▶ _WHAT THE EXERCISE ASKS_:
Whenever a line below holds the word "执证编号", copy that line.

▶ _DATA IN THIS EXERCISE_:
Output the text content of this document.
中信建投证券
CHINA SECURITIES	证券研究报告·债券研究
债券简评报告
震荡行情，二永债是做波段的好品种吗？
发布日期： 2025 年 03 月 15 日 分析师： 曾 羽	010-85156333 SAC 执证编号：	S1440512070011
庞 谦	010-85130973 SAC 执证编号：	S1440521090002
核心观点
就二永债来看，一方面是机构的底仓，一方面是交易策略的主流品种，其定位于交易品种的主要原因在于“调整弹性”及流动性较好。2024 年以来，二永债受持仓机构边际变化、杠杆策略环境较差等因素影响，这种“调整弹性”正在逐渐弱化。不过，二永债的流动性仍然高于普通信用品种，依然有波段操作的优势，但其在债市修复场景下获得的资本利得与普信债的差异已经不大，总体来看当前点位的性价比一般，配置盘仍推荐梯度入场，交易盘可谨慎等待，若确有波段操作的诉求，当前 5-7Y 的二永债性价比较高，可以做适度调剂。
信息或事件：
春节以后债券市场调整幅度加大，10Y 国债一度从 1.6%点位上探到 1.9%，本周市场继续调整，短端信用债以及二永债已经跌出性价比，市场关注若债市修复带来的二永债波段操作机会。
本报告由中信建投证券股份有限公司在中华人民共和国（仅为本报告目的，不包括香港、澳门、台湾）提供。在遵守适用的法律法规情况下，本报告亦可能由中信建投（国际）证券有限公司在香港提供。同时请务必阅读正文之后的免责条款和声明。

▶ _THE SOLUTION_:
发布日期： 2025 年 03 月 15 日 分析师： 曾 羽	010-85156333 SAC 执证编号：	S1440512070011
庞 谦	010-85130973 SAC 执证编号：	S1440521090002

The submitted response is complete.